>> Start Working data

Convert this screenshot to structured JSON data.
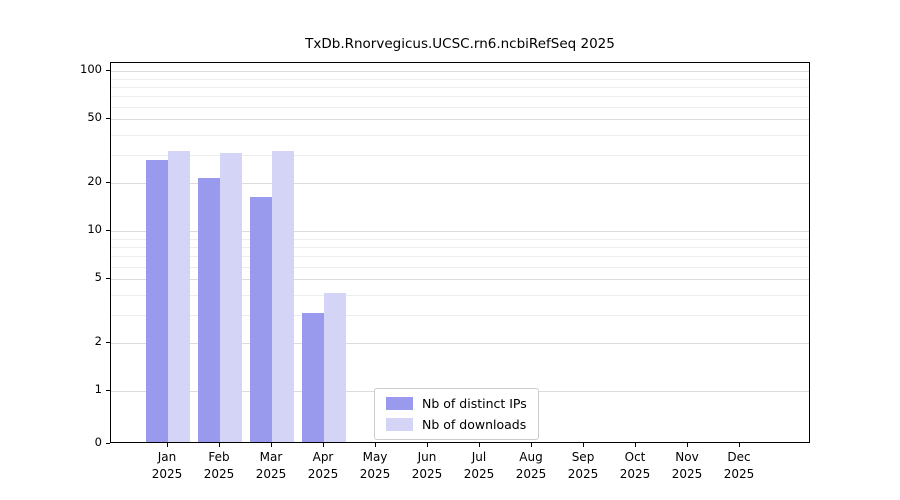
{
  "chart_data": {
    "type": "bar",
    "title": "TxDb.Rnorvegicus.UCSC.rn6.ncbiRefSeq 2025",
    "months": [
      "Jan",
      "Feb",
      "Mar",
      "Apr",
      "May",
      "Jun",
      "Jul",
      "Aug",
      "Sep",
      "Oct",
      "Nov",
      "Dec"
    ],
    "year": "2025",
    "series": [
      {
        "name": "Nb of distinct IPs",
        "color": "#9999ee",
        "values": [
          27,
          21,
          16,
          3,
          0,
          0,
          0,
          0,
          0,
          0,
          0,
          0
        ]
      },
      {
        "name": "Nb of downloads",
        "color": "#d4d4f7",
        "values": [
          31,
          30,
          31,
          4,
          0,
          0,
          0,
          0,
          0,
          0,
          0,
          0
        ]
      }
    ],
    "y_ticks": [
      0,
      1,
      2,
      5,
      10,
      20,
      50,
      100
    ],
    "ylim": [
      0,
      100
    ],
    "y_scale": "log-with-zero-baseline",
    "grid": "horizontal",
    "legend_position": "bottom-center-inside"
  }
}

>> End Working data

- _Work to be completed_
Reproduce each entry verbatim, excluding any embedded images.

- _Written response_
Convert this screenshot to structured JSON data.
{
  "chart_data": {
    "type": "bar",
    "title": "TxDb.Rnorvegicus.UCSC.rn6.ncbiRefSeq 2025",
    "months": [
      "Jan",
      "Feb",
      "Mar",
      "Apr",
      "May",
      "Jun",
      "Jul",
      "Aug",
      "Sep",
      "Oct",
      "Nov",
      "Dec"
    ],
    "year": "2025",
    "series": [
      {
        "name": "Nb of distinct IPs",
        "color": "#9999ee",
        "values": [
          27,
          21,
          16,
          3,
          0,
          0,
          0,
          0,
          0,
          0,
          0,
          0
        ]
      },
      {
        "name": "Nb of downloads",
        "color": "#d4d4f7",
        "values": [
          31,
          30,
          31,
          4,
          0,
          0,
          0,
          0,
          0,
          0,
          0,
          0
        ]
      }
    ],
    "y_ticks": [
      0,
      1,
      2,
      5,
      10,
      20,
      50,
      100
    ],
    "ylim": [
      0,
      100
    ],
    "y_scale": "log-with-zero-baseline",
    "grid": "horizontal",
    "legend_position": "bottom-center-inside"
  }
}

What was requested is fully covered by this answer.